» What this task involves:
The entries that follow should be written out exactly.

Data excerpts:
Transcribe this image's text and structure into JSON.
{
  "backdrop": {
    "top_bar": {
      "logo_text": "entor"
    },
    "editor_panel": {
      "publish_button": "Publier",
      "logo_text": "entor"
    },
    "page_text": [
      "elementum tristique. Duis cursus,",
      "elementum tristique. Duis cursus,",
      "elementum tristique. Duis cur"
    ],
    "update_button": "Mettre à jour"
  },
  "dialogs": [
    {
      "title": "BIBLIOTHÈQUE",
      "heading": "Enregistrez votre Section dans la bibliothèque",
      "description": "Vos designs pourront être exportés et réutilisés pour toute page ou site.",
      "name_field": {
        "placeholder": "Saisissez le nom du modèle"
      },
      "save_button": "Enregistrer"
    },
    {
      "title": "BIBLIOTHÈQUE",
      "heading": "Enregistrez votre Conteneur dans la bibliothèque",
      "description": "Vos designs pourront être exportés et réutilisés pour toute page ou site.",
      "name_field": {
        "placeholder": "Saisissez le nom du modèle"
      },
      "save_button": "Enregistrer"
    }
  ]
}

» Output for this task:
Transcribe this image's text and structure into JSON.
{
  "backdrop": {
    "top_bar": {
      "logo_text": "entor"
    },
    "editor_panel": {
      "publish_button": "Publier",
      "logo_text": "entor"
    },
    "page_text": [
      "elementum tristique. Duis cursus,",
      "elementum tristique. Duis cursus,",
      "elementum tristique. Duis cur"
    ],
    "update_button": "Mettre à jour"
  },
  "dialogs": [
    {
      "title": "BIBLIOTHÈQUE",
      "heading": "Enregistrez votre Section dans la bibliothèque",
      "description": "Vos designs pourront être exportés et réutilisés pour toute page ou site.",
      "name_field": {
        "placeholder": "Saisissez le nom du modèle"
      },
      "save_button": "Enregistrer"
    },
    {
      "title": "BIBLIOTHÈQUE",
      "heading": "Enregistrez votre Conteneur dans la bibliothèque",
      "description": "Vos designs pourront être exportés et réutilisés pour toute page ou site.",
      "name_field": {
        "placeholder": "Saisissez le nom du modèle"
      },
      "save_button": "Enregistrer"
    }
  ]
}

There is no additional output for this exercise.